In the material below, count the lines with the word "kiến" and state that number only.

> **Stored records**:
• • • •

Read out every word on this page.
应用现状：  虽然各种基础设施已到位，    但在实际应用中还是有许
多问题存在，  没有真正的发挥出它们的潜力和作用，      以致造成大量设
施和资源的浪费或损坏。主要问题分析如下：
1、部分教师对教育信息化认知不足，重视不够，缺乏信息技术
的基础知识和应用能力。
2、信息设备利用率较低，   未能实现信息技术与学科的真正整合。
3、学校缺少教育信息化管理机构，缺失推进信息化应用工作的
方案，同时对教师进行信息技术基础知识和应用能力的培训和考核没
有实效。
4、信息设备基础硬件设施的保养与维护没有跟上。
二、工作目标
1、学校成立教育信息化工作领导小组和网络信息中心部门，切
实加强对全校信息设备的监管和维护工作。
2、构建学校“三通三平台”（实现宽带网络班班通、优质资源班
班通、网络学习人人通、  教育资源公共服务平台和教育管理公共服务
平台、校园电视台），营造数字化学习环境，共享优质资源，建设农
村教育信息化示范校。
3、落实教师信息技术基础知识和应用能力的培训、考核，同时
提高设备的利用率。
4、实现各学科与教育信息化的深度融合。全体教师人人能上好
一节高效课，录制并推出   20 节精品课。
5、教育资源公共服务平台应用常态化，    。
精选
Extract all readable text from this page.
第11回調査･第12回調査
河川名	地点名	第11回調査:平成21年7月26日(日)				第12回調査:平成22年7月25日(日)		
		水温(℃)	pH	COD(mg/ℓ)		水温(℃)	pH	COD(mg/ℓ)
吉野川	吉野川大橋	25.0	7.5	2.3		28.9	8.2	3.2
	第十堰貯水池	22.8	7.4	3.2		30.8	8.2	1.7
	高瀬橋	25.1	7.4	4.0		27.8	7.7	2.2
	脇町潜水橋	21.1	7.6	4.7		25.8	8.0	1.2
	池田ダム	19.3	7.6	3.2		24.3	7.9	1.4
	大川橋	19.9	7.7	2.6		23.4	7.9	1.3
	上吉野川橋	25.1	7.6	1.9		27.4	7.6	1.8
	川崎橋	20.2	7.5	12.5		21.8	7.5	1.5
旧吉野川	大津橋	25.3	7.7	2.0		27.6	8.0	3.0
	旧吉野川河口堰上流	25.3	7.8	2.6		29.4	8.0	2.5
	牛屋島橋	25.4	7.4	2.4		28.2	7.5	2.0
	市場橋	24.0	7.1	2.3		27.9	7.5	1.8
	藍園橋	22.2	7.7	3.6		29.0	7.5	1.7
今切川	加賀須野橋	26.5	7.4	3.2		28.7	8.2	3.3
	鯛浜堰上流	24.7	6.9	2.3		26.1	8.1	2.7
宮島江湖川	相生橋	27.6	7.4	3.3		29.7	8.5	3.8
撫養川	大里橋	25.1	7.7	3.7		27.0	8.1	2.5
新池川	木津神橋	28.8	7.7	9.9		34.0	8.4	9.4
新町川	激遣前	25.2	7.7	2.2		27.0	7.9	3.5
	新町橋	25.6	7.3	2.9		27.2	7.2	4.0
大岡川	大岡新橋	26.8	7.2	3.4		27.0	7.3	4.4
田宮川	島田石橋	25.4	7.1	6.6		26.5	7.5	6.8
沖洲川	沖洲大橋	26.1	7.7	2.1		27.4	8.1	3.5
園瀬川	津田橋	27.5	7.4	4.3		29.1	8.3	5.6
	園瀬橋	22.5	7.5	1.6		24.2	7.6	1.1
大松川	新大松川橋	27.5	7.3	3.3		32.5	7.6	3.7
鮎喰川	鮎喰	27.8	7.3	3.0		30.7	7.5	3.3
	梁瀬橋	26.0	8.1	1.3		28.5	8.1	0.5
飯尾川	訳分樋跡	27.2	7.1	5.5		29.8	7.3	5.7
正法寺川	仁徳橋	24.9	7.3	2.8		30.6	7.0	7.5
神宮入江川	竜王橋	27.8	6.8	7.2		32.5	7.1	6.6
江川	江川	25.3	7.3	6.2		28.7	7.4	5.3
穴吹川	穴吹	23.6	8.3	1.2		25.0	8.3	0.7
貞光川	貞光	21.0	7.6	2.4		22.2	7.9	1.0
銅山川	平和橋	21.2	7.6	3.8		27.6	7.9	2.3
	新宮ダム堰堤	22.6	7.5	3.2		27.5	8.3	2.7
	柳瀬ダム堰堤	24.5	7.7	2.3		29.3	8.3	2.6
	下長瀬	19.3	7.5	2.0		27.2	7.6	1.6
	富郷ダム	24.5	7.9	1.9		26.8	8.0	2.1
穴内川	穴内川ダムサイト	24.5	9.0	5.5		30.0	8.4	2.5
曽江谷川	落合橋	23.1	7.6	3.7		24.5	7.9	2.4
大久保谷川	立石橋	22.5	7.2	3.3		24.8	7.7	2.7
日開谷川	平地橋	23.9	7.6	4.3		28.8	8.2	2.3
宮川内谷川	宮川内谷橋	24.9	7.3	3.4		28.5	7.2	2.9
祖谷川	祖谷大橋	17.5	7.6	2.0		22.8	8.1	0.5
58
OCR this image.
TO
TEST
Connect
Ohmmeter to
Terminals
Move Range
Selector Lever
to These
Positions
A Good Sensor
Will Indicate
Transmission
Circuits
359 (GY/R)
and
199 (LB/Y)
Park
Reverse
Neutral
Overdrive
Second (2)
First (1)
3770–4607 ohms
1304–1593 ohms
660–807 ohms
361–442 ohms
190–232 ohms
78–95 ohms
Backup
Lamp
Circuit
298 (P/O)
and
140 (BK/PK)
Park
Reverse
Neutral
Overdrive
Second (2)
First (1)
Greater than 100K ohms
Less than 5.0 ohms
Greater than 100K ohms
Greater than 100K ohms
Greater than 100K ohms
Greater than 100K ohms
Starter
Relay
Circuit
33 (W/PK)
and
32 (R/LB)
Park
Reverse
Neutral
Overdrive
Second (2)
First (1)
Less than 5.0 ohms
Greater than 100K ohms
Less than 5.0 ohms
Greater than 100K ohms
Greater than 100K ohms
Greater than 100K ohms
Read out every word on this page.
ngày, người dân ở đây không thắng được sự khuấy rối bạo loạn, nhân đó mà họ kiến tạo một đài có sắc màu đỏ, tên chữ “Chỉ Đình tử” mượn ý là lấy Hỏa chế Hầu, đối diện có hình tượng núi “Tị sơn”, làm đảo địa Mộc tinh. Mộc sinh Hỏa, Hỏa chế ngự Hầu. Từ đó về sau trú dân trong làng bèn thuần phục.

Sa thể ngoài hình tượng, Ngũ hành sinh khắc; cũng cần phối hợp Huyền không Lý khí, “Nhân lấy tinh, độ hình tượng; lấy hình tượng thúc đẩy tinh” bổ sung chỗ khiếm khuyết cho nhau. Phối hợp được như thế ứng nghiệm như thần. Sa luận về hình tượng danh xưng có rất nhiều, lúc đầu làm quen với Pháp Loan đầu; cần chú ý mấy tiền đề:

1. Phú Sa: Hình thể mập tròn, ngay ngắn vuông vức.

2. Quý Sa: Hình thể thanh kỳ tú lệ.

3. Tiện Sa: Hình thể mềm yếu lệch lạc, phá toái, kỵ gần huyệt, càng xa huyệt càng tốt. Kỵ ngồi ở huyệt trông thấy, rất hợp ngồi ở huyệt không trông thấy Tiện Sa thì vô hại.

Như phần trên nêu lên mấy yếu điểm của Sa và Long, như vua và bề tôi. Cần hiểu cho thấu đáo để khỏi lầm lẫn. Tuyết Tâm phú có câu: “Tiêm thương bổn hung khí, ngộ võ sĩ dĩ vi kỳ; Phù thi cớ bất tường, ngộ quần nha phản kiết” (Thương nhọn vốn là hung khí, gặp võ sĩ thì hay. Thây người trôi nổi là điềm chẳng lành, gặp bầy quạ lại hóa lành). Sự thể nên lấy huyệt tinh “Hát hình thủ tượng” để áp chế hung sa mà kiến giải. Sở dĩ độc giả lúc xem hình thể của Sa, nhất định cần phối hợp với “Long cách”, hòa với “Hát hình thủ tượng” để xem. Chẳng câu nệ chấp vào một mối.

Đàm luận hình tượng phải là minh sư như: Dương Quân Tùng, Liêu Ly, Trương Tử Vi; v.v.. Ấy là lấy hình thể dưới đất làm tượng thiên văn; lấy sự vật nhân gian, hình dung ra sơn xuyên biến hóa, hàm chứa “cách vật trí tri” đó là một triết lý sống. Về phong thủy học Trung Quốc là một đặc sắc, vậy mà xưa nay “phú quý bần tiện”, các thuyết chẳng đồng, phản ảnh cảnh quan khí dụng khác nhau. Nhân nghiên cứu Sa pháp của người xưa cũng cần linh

• • • •

> **Full output**: 2